►

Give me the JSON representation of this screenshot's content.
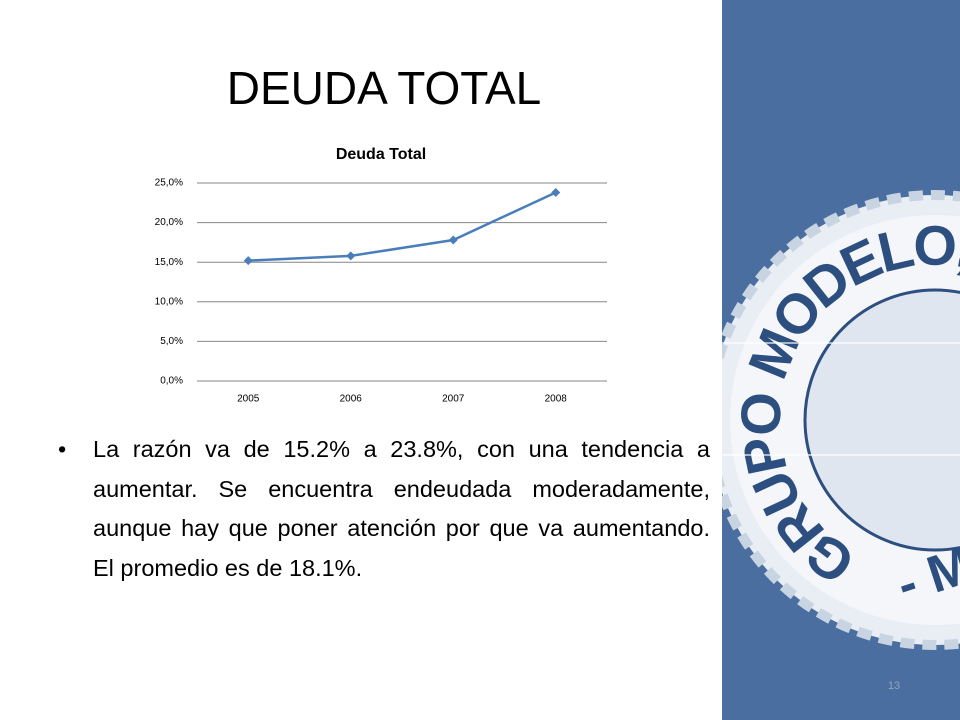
{
  "slide": {
    "title": "DEUDA TOTAL",
    "bullet": "La razón va de 15.2% a 23.8%,  con una tendencia a aumentar. Se encuentra endeudada moderadamente, aunque hay que poner atención por que va aumentando. El promedio es de 18.1%.",
    "page_number": "13",
    "logo_texts": [
      "GRUPO MODELO, S",
      "- M"
    ]
  },
  "chart_data": {
    "type": "line",
    "title": "Deuda Total",
    "categories": [
      "2005",
      "2006",
      "2007",
      "2008"
    ],
    "series": [
      {
        "name": "Deuda Total",
        "color": "#4a7ebb",
        "values": [
          15.2,
          15.8,
          17.8,
          23.8
        ]
      }
    ],
    "ylim": [
      0,
      25
    ],
    "yticks": [
      {
        "value": 0,
        "label": "0,0%"
      },
      {
        "value": 5,
        "label": "5,0%"
      },
      {
        "value": 10,
        "label": "10,0%"
      },
      {
        "value": 15,
        "label": "15,0%"
      },
      {
        "value": 20,
        "label": "20,0%"
      },
      {
        "value": 25,
        "label": "25,0%"
      }
    ],
    "grid": true
  }
}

◄

Search the listing for the word "title". Copy every line in which it occurs.

    "title": "DEUDA TOTAL",
    "title": "Deuda Total",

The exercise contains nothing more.